Give the number of lines below that contain "text", with no other output.

__MATERIAL FOR THE TASK__:

▼

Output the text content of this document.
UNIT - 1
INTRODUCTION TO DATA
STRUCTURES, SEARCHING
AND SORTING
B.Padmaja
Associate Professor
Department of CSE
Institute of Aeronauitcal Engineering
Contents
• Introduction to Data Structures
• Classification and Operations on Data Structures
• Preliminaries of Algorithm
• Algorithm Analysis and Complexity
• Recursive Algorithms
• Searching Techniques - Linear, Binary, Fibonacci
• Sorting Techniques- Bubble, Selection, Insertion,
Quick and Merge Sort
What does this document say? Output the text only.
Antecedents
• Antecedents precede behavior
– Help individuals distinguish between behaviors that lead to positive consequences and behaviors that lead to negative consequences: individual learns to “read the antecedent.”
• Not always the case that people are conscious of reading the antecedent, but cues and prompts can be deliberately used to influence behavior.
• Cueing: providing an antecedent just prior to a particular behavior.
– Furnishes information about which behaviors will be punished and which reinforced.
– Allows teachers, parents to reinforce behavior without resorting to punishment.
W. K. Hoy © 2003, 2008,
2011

▲

__TASK SOLUTION__: 2